▼▼▼

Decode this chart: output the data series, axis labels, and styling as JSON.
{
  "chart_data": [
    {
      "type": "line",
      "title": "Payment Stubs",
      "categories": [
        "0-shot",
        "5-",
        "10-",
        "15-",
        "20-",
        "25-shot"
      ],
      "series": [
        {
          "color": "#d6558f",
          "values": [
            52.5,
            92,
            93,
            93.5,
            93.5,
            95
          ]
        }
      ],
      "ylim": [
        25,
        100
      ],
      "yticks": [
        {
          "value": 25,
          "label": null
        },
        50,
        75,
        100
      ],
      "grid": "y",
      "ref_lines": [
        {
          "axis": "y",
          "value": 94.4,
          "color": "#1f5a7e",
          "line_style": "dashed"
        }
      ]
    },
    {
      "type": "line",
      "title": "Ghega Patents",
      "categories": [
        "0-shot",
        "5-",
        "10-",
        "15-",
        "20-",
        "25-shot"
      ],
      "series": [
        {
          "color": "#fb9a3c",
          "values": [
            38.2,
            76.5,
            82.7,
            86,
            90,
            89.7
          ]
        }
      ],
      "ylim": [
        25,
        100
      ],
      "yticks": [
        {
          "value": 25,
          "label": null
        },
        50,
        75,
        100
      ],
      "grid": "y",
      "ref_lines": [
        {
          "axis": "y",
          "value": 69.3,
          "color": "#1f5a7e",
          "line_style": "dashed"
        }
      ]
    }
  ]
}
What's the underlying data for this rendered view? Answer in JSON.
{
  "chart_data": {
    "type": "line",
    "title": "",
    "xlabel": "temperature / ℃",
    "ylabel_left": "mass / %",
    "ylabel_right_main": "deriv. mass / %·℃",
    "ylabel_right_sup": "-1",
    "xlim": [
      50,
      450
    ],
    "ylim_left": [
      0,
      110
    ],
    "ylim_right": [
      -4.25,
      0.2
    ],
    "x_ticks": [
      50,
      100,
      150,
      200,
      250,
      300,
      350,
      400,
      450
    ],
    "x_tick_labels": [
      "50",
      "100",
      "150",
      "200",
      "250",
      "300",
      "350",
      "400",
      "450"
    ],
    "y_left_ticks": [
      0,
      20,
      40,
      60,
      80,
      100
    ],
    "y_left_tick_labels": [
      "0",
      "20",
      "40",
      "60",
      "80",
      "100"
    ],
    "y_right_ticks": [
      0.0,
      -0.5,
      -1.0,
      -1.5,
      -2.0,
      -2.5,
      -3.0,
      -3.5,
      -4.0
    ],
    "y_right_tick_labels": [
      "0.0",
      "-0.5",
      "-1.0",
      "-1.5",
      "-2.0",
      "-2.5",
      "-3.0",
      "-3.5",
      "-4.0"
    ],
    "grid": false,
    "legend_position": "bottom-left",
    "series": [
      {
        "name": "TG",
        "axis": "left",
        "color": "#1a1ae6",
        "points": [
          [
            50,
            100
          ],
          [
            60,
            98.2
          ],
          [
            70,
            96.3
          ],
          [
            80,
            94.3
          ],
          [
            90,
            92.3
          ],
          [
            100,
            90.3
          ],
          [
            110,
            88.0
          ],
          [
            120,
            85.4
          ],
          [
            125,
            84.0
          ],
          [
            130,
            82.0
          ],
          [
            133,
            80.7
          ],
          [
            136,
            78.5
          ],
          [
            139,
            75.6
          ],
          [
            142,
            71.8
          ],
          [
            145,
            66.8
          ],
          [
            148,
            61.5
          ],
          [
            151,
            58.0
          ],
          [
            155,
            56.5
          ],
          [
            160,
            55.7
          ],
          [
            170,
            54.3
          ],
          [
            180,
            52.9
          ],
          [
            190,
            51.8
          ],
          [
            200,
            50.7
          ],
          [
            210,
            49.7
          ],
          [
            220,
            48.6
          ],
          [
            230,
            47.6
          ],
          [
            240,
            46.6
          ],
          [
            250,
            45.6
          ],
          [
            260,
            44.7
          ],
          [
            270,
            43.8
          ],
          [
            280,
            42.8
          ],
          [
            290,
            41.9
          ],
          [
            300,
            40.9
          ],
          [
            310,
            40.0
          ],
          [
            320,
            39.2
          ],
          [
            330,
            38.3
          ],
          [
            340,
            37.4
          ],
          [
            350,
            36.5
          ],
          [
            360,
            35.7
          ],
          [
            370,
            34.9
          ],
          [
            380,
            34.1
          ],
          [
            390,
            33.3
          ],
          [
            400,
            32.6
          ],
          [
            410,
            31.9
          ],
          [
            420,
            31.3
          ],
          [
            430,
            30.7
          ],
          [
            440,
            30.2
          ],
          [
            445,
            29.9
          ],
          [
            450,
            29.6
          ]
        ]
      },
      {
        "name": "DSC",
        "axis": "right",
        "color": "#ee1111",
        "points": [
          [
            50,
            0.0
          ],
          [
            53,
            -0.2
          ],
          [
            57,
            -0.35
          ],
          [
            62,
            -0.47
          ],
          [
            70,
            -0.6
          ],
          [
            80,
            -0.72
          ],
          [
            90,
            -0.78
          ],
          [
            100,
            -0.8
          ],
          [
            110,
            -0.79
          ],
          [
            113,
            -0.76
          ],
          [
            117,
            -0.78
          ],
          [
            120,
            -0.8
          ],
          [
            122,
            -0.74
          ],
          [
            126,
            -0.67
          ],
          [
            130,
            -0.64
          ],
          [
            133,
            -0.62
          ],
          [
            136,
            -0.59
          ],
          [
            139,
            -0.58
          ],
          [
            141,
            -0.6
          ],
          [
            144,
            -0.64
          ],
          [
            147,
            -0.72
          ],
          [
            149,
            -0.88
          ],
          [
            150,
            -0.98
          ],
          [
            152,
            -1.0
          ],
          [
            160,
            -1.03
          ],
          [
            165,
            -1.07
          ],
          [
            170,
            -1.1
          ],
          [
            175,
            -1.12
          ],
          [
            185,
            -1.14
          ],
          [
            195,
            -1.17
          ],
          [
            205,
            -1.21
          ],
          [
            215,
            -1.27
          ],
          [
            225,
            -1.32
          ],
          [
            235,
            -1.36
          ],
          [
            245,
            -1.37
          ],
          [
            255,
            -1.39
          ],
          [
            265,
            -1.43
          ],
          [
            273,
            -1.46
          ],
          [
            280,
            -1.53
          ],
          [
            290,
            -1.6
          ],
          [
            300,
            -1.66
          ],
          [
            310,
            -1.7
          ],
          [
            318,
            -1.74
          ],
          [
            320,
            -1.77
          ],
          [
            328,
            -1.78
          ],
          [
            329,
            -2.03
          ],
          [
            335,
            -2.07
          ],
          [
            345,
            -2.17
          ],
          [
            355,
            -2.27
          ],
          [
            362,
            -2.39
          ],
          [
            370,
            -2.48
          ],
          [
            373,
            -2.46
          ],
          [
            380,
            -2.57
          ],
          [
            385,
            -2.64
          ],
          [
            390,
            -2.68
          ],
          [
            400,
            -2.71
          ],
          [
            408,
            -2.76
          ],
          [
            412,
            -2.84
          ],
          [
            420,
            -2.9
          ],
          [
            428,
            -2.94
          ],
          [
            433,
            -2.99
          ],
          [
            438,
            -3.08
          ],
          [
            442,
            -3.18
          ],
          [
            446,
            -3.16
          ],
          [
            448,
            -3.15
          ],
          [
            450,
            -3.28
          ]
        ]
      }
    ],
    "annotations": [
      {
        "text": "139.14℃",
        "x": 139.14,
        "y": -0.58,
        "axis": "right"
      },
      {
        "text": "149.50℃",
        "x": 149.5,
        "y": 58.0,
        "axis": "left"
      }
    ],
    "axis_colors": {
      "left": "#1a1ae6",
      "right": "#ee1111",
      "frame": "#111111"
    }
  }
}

▲▲▲

• **Short exercise**:
Identify all lines in the records above with the word "series".

• **Right answer**:
Decode this chart: output the data series, axis labels, and styling as JSON.
      "series": [
      "series": [
    "series": [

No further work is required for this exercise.